**Given exercise:** Output the material below in its entirety, exactly as given.

**Dataset content:**
_ _ _ _ _ _ _
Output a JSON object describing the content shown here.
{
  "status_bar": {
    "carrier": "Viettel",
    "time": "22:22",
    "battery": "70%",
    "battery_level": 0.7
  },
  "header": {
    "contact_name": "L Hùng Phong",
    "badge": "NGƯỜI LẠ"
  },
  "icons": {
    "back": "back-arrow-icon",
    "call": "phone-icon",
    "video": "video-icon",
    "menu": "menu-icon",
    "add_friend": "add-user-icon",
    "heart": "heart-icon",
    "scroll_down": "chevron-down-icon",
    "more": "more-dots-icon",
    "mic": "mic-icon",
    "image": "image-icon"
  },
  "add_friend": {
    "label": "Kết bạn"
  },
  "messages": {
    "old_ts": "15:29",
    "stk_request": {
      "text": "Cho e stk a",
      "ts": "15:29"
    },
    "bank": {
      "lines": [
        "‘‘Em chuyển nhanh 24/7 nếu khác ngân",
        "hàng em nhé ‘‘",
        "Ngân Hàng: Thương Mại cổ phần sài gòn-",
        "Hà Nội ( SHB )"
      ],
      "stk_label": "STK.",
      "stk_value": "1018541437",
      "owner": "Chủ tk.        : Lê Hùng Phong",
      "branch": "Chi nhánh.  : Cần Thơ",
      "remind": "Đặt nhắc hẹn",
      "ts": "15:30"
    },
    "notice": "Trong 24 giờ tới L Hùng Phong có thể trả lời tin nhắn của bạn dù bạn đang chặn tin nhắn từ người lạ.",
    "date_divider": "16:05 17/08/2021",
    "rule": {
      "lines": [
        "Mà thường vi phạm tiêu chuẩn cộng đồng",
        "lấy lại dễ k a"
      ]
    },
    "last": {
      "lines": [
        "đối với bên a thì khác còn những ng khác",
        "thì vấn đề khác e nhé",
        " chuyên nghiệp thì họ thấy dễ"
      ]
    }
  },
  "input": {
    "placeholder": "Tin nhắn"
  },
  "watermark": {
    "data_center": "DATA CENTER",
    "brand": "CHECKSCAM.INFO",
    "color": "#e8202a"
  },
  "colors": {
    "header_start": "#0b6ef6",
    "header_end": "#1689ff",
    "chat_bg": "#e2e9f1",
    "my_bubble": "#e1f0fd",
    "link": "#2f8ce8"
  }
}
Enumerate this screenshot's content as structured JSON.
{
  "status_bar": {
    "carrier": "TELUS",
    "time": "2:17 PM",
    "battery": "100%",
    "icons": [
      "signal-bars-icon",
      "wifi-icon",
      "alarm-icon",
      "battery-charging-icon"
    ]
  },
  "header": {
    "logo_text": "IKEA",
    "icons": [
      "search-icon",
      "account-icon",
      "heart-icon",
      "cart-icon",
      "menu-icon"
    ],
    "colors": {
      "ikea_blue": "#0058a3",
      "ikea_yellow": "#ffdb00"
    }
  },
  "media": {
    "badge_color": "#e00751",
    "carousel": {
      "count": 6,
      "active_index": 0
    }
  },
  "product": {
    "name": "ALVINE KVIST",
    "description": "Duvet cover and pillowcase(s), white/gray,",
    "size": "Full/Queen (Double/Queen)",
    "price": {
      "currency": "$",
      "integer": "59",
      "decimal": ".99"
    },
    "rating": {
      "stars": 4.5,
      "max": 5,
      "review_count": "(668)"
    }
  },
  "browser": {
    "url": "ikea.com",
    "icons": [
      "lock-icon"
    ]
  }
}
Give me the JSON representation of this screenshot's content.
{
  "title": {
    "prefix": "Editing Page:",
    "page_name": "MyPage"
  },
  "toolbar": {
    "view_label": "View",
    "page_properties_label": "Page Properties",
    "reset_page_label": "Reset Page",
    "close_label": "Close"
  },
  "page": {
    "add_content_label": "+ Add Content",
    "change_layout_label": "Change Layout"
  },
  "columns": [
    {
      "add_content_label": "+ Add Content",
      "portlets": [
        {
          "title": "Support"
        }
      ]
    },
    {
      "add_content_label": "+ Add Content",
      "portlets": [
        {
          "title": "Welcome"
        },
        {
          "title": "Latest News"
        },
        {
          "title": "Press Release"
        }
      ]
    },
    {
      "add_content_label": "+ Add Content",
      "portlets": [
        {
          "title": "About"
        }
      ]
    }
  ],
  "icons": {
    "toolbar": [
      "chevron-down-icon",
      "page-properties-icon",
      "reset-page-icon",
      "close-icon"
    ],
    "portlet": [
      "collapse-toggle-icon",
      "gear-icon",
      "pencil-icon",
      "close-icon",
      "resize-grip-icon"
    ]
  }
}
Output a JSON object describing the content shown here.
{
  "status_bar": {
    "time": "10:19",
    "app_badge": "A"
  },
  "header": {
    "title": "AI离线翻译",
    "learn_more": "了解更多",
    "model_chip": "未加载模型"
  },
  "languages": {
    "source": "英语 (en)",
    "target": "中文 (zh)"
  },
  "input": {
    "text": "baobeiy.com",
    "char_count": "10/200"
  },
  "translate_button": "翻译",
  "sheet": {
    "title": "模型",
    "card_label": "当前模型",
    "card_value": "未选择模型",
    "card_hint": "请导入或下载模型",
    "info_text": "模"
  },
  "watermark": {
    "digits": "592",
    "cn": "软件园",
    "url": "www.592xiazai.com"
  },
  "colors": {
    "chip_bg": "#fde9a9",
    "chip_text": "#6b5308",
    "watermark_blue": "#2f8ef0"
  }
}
_ _ _ _ _ _ _
**Task response:**
Output a JSON object describing the content shown here.
{
  "status_bar": {
    "carrier": "Viettel",
    "time": "22:22",
    "battery": "70%",
    "battery_level": 0.7
  },
  "header": {
    "contact_name": "L Hùng Phong",
    "badge": "NGƯỜI LẠ"
  },
  "icons": {
    "back": "back-arrow-icon",
    "call": "phone-icon",
    "video": "video-icon",
    "menu": "menu-icon",
    "add_friend": "add-user-icon",
    "heart": "heart-icon",
    "scroll_down": "chevron-down-icon",
    "more": "more-dots-icon",
    "mic": "mic-icon",
    "image": "image-icon"
  },
  "add_friend": {
    "label": "Kết bạn"
  },
  "messages": {
    "old_ts": "15:29",
    "stk_request": {
      "text": "Cho e stk a",
      "ts": "15:29"
    },
    "bank": {
      "lines": [
        "‘‘Em chuyển nhanh 24/7 nếu khác ngân",
        "hàng em nhé ‘‘",
        "Ngân Hàng: Thương Mại cổ phần sài gòn-",
        "Hà Nội ( SHB )"
      ],
      "stk_label": "STK.",
      "stk_value": "1018541437",
      "owner": "Chủ tk.        : Lê Hùng Phong",
      "branch": "Chi nhánh.  : Cần Thơ",
      "remind": "Đặt nhắc hẹn",
      "ts": "15:30"
    },
    "notice": "Trong 24 giờ tới L Hùng Phong có thể trả lời tin nhắn của bạn dù bạn đang chặn tin nhắn từ người lạ.",
    "date_divider": "16:05 17/08/2021",
    "rule": {
      "lines": [
        "Mà thường vi phạm tiêu chuẩn cộng đồng",
        "lấy lại dễ k a"
      ]
    },
    "last": {
      "lines": [
        "đối với bên a thì khác còn những ng khác",
        "thì vấn đề khác e nhé",
        " chuyên nghiệp thì họ thấy dễ"
      ]
    }
  },
  "input": {
    "placeholder": "Tin nhắn"
  },
  "watermark": {
    "data_center": "DATA CENTER",
    "brand": "CHECKSCAM.INFO",
    "color": "#e8202a"
  },
  "colors": {
    "header_start": "#0b6ef6",
    "header_end": "#1689ff",
    "chat_bg": "#e2e9f1",
    "my_bubble": "#e1f0fd",
    "link": "#2f8ce8"
  }
}
Enumerate this screenshot's content as structured JSON.
{
  "status_bar": {
    "carrier": "TELUS",
    "time": "2:17 PM",
    "battery": "100%",
    "icons": [
      "signal-bars-icon",
      "wifi-icon",
      "alarm-icon",
      "battery-charging-icon"
    ]
  },
  "header": {
    "logo_text": "IKEA",
    "icons": [
      "search-icon",
      "account-icon",
      "heart-icon",
      "cart-icon",
      "menu-icon"
    ],
    "colors": {
      "ikea_blue": "#0058a3",
      "ikea_yellow": "#ffdb00"
    }
  },
  "media": {
    "badge_color": "#e00751",
    "carousel": {
      "count": 6,
      "active_index": 0
    }
  },
  "product": {
    "name": "ALVINE KVIST",
    "description": "Duvet cover and pillowcase(s), white/gray,",
    "size": "Full/Queen (Double/Queen)",
    "price": {
      "currency": "$",
      "integer": "59",
      "decimal": ".99"
    },
    "rating": {
      "stars": 4.5,
      "max": 5,
      "review_count": "(668)"
    }
  },
  "browser": {
    "url": "ikea.com",
    "icons": [
      "lock-icon"
    ]
  }
}
Give me the JSON representation of this screenshot's content.
{
  "title": {
    "prefix": "Editing Page:",
    "page_name": "MyPage"
  },
  "toolbar": {
    "view_label": "View",
    "page_properties_label": "Page Properties",
    "reset_page_label": "Reset Page",
    "close_label": "Close"
  },
  "page": {
    "add_content_label": "+ Add Content",
    "change_layout_label": "Change Layout"
  },
  "columns": [
    {
      "add_content_label": "+ Add Content",
      "portlets": [
        {
          "title": "Support"
        }
      ]
    },
    {
      "add_content_label": "+ Add Content",
      "portlets": [
        {
          "title": "Welcome"
        },
        {
          "title": "Latest News"
        },
        {
          "title": "Press Release"
        }
      ]
    },
    {
      "add_content_label": "+ Add Content",
      "portlets": [
        {
          "title": "About"
        }
      ]
    }
  ],
  "icons": {
    "toolbar": [
      "chevron-down-icon",
      "page-properties-icon",
      "reset-page-icon",
      "close-icon"
    ],
    "portlet": [
      "collapse-toggle-icon",
      "gear-icon",
      "pencil-icon",
      "close-icon",
      "resize-grip-icon"
    ]
  }
}
Output a JSON object describing the content shown here.
{
  "status_bar": {
    "time": "10:19",
    "app_badge": "A"
  },
  "header": {
    "title": "AI离线翻译",
    "learn_more": "了解更多",
    "model_chip": "未加载模型"
  },
  "languages": {
    "source": "英语 (en)",
    "target": "中文 (zh)"
  },
  "input": {
    "text": "baobeiy.com",
    "char_count": "10/200"
  },
  "translate_button": "翻译",
  "sheet": {
    "title": "模型",
    "card_label": "当前模型",
    "card_value": "未选择模型",
    "card_hint": "请导入或下载模型",
    "info_text": "模"
  },
  "watermark": {
    "digits": "592",
    "cn": "软件园",
    "url": "www.592xiazai.com"
  },
  "colors": {
    "chip_bg": "#fde9a9",
    "chip_text": "#6b5308",
    "watermark_blue": "#2f8ef0"
  }
}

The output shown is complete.